SOURCE MATERIAL |
------------------------------------------------
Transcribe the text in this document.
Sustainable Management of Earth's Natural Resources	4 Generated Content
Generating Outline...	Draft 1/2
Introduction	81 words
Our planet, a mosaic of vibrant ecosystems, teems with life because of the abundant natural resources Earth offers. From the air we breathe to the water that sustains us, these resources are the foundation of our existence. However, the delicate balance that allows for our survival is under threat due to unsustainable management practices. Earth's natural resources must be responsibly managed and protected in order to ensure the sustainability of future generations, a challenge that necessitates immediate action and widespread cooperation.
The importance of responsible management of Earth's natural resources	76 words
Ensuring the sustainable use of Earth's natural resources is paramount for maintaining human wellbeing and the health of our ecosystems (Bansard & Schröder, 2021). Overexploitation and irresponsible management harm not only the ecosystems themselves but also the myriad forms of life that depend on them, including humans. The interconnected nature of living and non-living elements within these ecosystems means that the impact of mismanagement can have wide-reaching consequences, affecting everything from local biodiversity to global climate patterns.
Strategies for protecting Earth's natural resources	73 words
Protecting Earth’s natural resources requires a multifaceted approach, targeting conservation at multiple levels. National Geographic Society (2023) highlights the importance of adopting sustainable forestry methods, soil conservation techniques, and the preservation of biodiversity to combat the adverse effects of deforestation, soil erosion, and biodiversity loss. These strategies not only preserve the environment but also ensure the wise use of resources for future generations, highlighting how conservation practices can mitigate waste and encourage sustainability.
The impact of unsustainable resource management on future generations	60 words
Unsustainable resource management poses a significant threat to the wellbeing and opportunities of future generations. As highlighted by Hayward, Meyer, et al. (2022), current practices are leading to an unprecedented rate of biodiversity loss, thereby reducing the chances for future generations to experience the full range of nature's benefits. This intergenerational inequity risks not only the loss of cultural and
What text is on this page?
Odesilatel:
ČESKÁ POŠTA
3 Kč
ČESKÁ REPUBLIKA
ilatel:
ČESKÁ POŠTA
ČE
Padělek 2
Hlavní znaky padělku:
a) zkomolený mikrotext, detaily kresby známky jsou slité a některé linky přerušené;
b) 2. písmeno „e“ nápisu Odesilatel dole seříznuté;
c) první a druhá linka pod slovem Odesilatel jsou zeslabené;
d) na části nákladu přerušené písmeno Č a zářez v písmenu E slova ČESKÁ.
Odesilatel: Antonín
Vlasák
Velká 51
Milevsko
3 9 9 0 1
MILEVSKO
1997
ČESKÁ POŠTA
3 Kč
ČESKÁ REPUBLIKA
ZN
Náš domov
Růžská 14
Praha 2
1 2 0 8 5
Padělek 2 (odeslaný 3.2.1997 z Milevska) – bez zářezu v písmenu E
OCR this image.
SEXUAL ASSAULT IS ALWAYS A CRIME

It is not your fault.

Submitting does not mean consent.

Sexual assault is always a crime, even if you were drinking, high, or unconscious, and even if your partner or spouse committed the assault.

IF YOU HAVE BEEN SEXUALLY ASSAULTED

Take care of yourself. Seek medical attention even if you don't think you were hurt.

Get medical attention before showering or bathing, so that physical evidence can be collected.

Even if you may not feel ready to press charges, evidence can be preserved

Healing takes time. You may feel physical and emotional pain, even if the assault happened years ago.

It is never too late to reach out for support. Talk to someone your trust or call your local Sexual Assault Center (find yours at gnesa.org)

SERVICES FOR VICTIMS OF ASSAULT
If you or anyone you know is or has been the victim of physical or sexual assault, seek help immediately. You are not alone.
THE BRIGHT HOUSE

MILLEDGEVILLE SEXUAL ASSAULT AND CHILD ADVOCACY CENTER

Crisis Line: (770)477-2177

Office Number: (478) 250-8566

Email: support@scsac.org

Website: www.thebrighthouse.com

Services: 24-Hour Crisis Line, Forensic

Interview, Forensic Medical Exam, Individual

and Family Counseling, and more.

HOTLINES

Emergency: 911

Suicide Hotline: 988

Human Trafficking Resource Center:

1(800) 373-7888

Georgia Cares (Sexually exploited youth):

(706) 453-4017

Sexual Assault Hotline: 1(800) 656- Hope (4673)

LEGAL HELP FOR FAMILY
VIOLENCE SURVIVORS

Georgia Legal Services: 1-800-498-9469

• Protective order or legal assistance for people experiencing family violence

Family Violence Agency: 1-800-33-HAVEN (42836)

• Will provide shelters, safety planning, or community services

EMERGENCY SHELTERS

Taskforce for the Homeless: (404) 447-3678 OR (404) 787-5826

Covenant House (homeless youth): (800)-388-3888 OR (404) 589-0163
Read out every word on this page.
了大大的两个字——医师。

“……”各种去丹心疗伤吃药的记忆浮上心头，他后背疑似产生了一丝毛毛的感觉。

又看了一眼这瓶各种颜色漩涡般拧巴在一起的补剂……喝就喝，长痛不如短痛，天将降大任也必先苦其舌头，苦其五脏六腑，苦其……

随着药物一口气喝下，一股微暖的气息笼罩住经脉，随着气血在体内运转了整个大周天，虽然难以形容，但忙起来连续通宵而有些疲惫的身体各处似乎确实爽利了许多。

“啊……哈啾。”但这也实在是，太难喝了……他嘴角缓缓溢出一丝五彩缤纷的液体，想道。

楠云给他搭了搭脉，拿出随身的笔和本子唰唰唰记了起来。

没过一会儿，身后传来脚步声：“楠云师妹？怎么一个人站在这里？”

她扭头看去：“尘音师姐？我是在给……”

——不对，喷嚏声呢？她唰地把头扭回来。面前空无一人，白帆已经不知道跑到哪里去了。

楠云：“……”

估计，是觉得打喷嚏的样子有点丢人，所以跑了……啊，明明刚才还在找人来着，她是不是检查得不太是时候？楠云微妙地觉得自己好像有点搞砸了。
------------------------------------------------
WHAT THE TASK REQUIRES | Look through the material above. Copy each line where the word "physical" appears.

ANSWER BELOW |
Get medical attention before showering or bathing, so that physical evidence can be collected.
Healing takes time. You may feel physical and emotional pain, even if the assault happened years ago.
If you or anyone you know is or has been the victim of physical or sexual assault, seek help immediately. You are not alone.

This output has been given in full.